What is required:
Leave out the pictures and copy the remaining records exactly.

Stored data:

════════════════

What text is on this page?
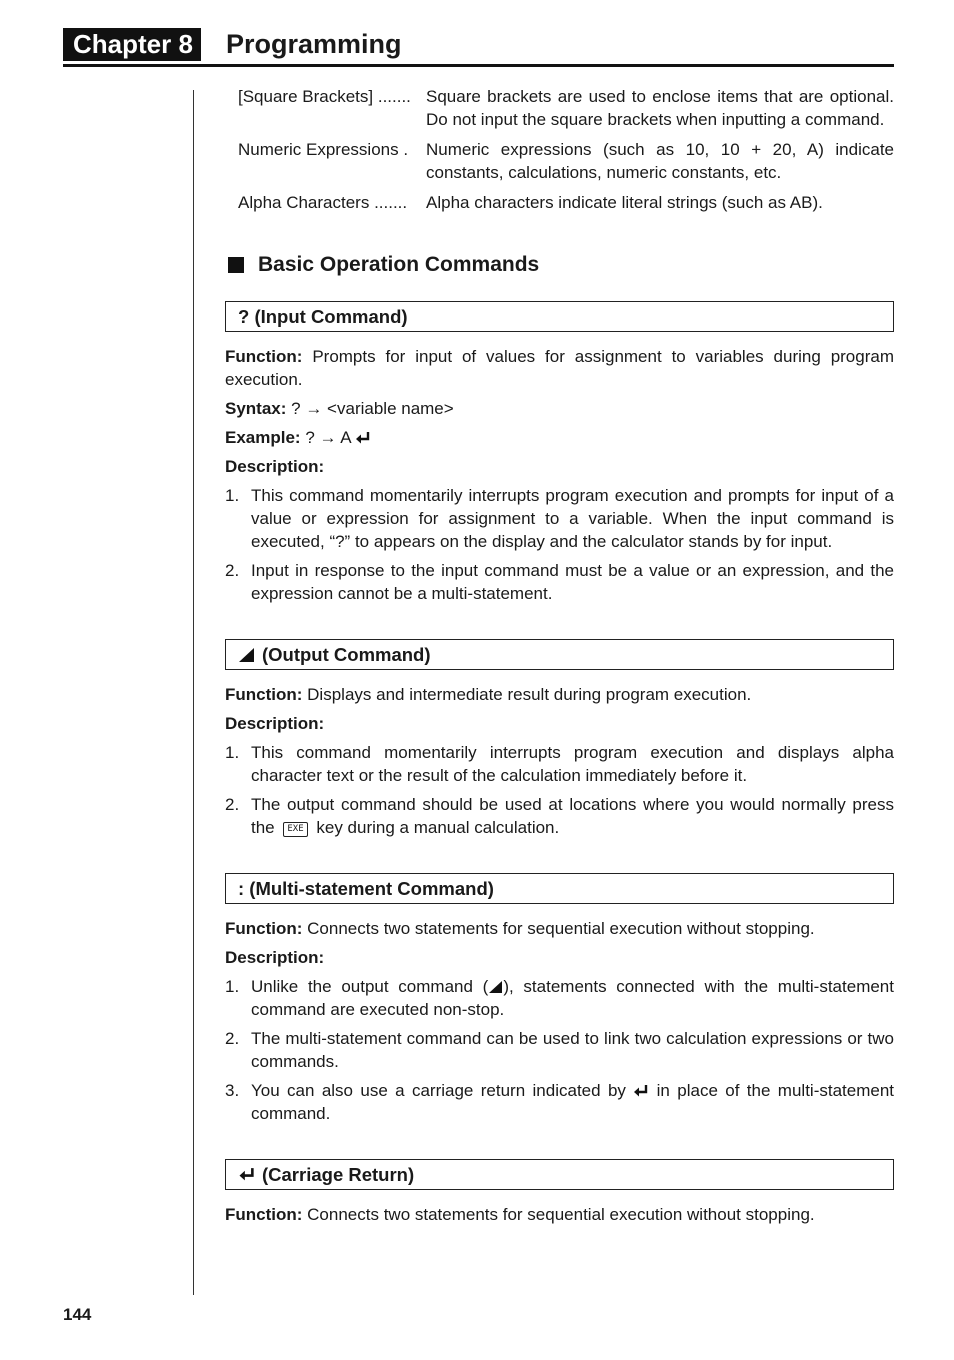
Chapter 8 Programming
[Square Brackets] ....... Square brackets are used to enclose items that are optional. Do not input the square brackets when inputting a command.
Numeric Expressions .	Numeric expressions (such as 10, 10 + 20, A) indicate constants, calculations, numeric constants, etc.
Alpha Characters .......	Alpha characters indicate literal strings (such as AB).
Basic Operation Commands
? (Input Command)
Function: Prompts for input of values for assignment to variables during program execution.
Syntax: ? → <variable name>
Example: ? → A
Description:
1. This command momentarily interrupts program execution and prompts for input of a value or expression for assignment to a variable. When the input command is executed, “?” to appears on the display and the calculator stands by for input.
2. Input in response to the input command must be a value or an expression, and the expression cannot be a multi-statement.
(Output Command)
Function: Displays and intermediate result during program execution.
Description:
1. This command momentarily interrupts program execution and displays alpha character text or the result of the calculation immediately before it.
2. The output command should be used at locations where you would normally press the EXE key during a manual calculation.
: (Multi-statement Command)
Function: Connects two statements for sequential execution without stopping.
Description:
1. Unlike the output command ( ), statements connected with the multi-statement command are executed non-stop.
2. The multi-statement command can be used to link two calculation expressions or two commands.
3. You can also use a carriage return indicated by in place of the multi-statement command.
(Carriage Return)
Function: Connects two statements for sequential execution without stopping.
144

════════════════

Task answer:
What text is on this page?
Chapter 8 Programming
[Square Brackets] ....... Square brackets are used to enclose items that are optional. Do not input the square brackets when inputting a command.
Numeric Expressions .	Numeric expressions (such as 10, 10 + 20, A) indicate constants, calculations, numeric constants, etc.
Alpha Characters .......	Alpha characters indicate literal strings (such as AB).
Basic Operation Commands
? (Input Command)
Function: Prompts for input of values for assignment to variables during program execution.
Syntax: ? → <variable name>
Example: ? → A
Description:
1. This command momentarily interrupts program execution and prompts for input of a value or expression for assignment to a variable. When the input command is executed, “?” to appears on the display and the calculator stands by for input.
2. Input in response to the input command must be a value or an expression, and the expression cannot be a multi-statement.
(Output Command)
Function: Displays and intermediate result during program execution.
Description:
1. This command momentarily interrupts program execution and displays alpha character text or the result of the calculation immediately before it.
2. The output command should be used at locations where you would normally press the EXE key during a manual calculation.
: (Multi-statement Command)
Function: Connects two statements for sequential execution without stopping.
Description:
1. Unlike the output command ( ), statements connected with the multi-statement command are executed non-stop.
2. The multi-statement command can be used to link two calculation expressions or two commands.
3. You can also use a carriage return indicated by in place of the multi-statement command.
(Carriage Return)
Function: Connects two statements for sequential execution without stopping.
144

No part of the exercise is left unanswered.